#### To do
In your copy, include every line of the listing below exactly but none of the pictures.

Dataset records:
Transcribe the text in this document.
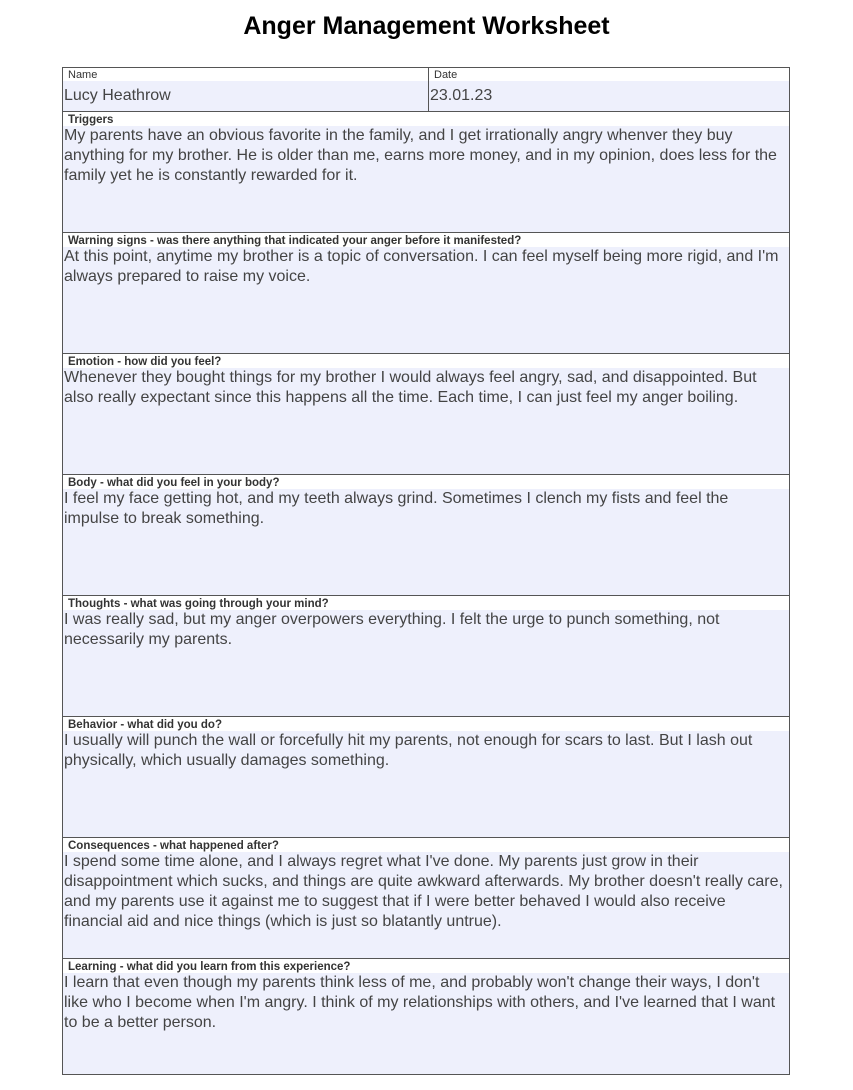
Anger Management Worksheet
Name
Lucy Heathrow
Date
23.01.23
Triggers
My parents have an obvious favorite in the family, and I get irrationally angry whenver they buy anything for my brother. He is older than me, earns more money, and in my opinion, does less for the family yet he is constantly rewarded for it.
Warning signs - was there anything that indicated your anger before it manifested?
At this point, anytime my brother is a topic of conversation. I can feel myself being more rigid, and I'm always prepared to raise my voice.
Emotion - how did you feel?
Whenever they bought things for my brother I would always feel angry, sad, and disappointed. But also really expectant since this happens all the time. Each time, I can just feel my anger boiling.
Body - what did you feel in your body?
I feel my face getting hot, and my teeth always grind. Sometimes I clench my fists and feel the impulse to break something.
Thoughts - what was going through your mind?
I was really sad, but my anger overpowers everything. I felt the urge to punch something, not necessarily my parents.
Behavior - what did you do?
I usually will punch the wall or forcefully hit my parents, not enough for scars to last. But I lash out physically, which usually damages something.
Consequences - what happened after?
I spend some time alone, and I always regret what I've done. My parents just grow in their disappointment which sucks, and things are quite awkward afterwards. My brother doesn't really care, and my parents use it against me to suggest that if I were better behaved I would also receive financial aid and nice things (which is just so blatantly untrue).
Learning - what did you learn from this experience?
I learn that even though my parents think less of me, and probably won't change their ways, I don't like who I become when I'm angry. I think of my relationships with others, and I've learned that I want to be a better person.
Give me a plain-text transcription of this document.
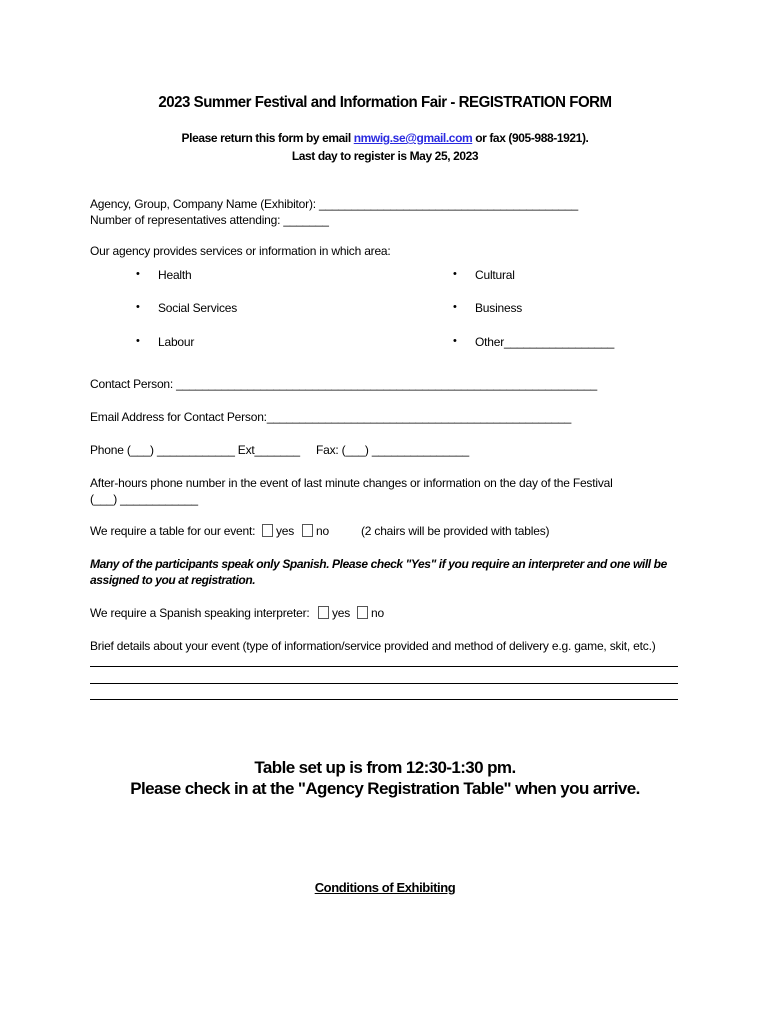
2023 Summer Festival and Information Fair - REGISTRATION FORM
Please return this form by email nmwig.se@gmail.com or fax (905-988-1921).
Last day to register is May 25, 2023
Agency, Group, Company Name (Exhibitor): ________________________________________
Number of representatives attending: _______
Our agency provides services or information in which area:
• Health	• Cultural
• Social Services	• Business
• Labour	• Other_________________
Contact Person: _________________________________________________________________
Email Address for Contact Person:_______________________________________________
Phone (___) ____________ Ext_______ Fax: (___) _______________
After-hours phone number in the event of last minute changes or information on the day of the Festival
(___) ____________
We require a table for our event:	yes	no	(2 chairs will be provided with tables)
Many of the participants speak only Spanish. Please check "Yes" if you require an interpreter and one will be
assigned to you at registration.
We require a Spanish speaking interpreter:	yes	no
Brief details about your event (type of information/service provided and method of delivery e.g. game, skit, etc.)
Table set up is from 12:30-1:30 pm.
Please check in at the "Agency Registration Table" when you arrive.
Conditions of Exhibiting
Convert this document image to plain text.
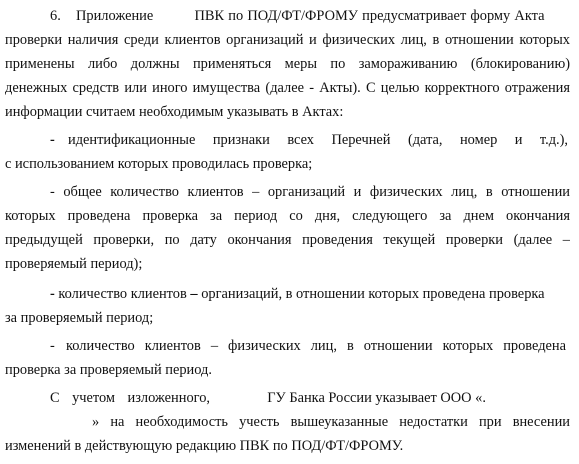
6. Приложение	ПВК по ПОД/ФТ/ФРОМУ предусматривает форму Акта
проверки наличия среди клиентов организаций и физических лиц, в отношении которых
применены либо должны применяться меры по замораживанию (блокированию)
денежных средств или иного имущества (далее - Акты). С целью корректного отражения
информации считаем необходимым указывать в Актах:
- идентификационные признаки всех Перечней (дата, номер и т.д.),
с использованием которых проводилась проверка;
- общее количество клиентов – организаций и физических лиц, в отношении
которых проведена проверка за период со дня, следующего за днем окончания
предыдущей проверки, по дату окончания проведения текущей проверки (далее –
проверяемый период);
- количество клиентов – организаций, в отношении которых проведена проверка
за проверяемый период;
- количество клиентов – физических лиц, в отношении которых проведена
проверка за проверяемый период.
С учетом изложенного,	ГУ Банка России указывает ООО «.
» на необходимость учесть вышеуказанные недостатки при внесении
изменений в действующую редакцию ПВК по ПОД/ФТ/ФРОМУ.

#### Response to the exercise
Transcribe the text in this document.
Anger Management Worksheet
Name
Lucy Heathrow
Date
23.01.23
Triggers
My parents have an obvious favorite in the family, and I get irrationally angry whenver they buy anything for my brother. He is older than me, earns more money, and in my opinion, does less for the family yet he is constantly rewarded for it.
Warning signs - was there anything that indicated your anger before it manifested?
At this point, anytime my brother is a topic of conversation. I can feel myself being more rigid, and I'm always prepared to raise my voice.
Emotion - how did you feel?
Whenever they bought things for my brother I would always feel angry, sad, and disappointed. But also really expectant since this happens all the time. Each time, I can just feel my anger boiling.
Body - what did you feel in your body?
I feel my face getting hot, and my teeth always grind. Sometimes I clench my fists and feel the impulse to break something.
Thoughts - what was going through your mind?
I was really sad, but my anger overpowers everything. I felt the urge to punch something, not necessarily my parents.
Behavior - what did you do?
I usually will punch the wall or forcefully hit my parents, not enough for scars to last. But I lash out physically, which usually damages something.
Consequences - what happened after?
I spend some time alone, and I always regret what I've done. My parents just grow in their disappointment which sucks, and things are quite awkward afterwards. My brother doesn't really care, and my parents use it against me to suggest that if I were better behaved I would also receive financial aid and nice things (which is just so blatantly untrue).
Learning - what did you learn from this experience?
I learn that even though my parents think less of me, and probably won't change their ways, I don't like who I become when I'm angry. I think of my relationships with others, and I've learned that I want to be a better person.
Give me a plain-text transcription of this document.
2023 Summer Festival and Information Fair - REGISTRATION FORM
Please return this form by email nmwig.se@gmail.com or fax (905-988-1921).
Last day to register is May 25, 2023
Agency, Group, Company Name (Exhibitor): ________________________________________
Number of representatives attending: _______
Our agency provides services or information in which area:
• Health	• Cultural
• Social Services	• Business
• Labour	• Other_________________
Contact Person: _________________________________________________________________
Email Address for Contact Person:_______________________________________________
Phone (___) ____________ Ext_______ Fax: (___) _______________
After-hours phone number in the event of last minute changes or information on the day of the Festival
(___) ____________
We require a table for our event:	yes	no	(2 chairs will be provided with tables)
Many of the participants speak only Spanish. Please check "Yes" if you require an interpreter and one will be
assigned to you at registration.
We require a Spanish speaking interpreter:	yes	no
Brief details about your event (type of information/service provided and method of delivery e.g. game, skit, etc.)
Table set up is from 12:30-1:30 pm.
Please check in at the "Agency Registration Table" when you arrive.
Conditions of Exhibiting
Convert this document image to plain text.
6. Приложение	ПВК по ПОД/ФТ/ФРОМУ предусматривает форму Акта
проверки наличия среди клиентов организаций и физических лиц, в отношении которых
применены либо должны применяться меры по замораживанию (блокированию)
денежных средств или иного имущества (далее - Акты). С целью корректного отражения
информации считаем необходимым указывать в Актах:
- идентификационные признаки всех Перечней (дата, номер и т.д.),
с использованием которых проводилась проверка;
- общее количество клиентов – организаций и физических лиц, в отношении
которых проведена проверка за период со дня, следующего за днем окончания
предыдущей проверки, по дату окончания проведения текущей проверки (далее –
проверяемый период);
- количество клиентов – организаций, в отношении которых проведена проверка
за проверяемый период;
- количество клиентов – физических лиц, в отношении которых проведена
проверка за проверяемый период.
С учетом изложенного,	ГУ Банка России указывает ООО «.
» на необходимость учесть вышеуказанные недостатки при внесении
изменений в действующую редакцию ПВК по ПОД/ФТ/ФРОМУ.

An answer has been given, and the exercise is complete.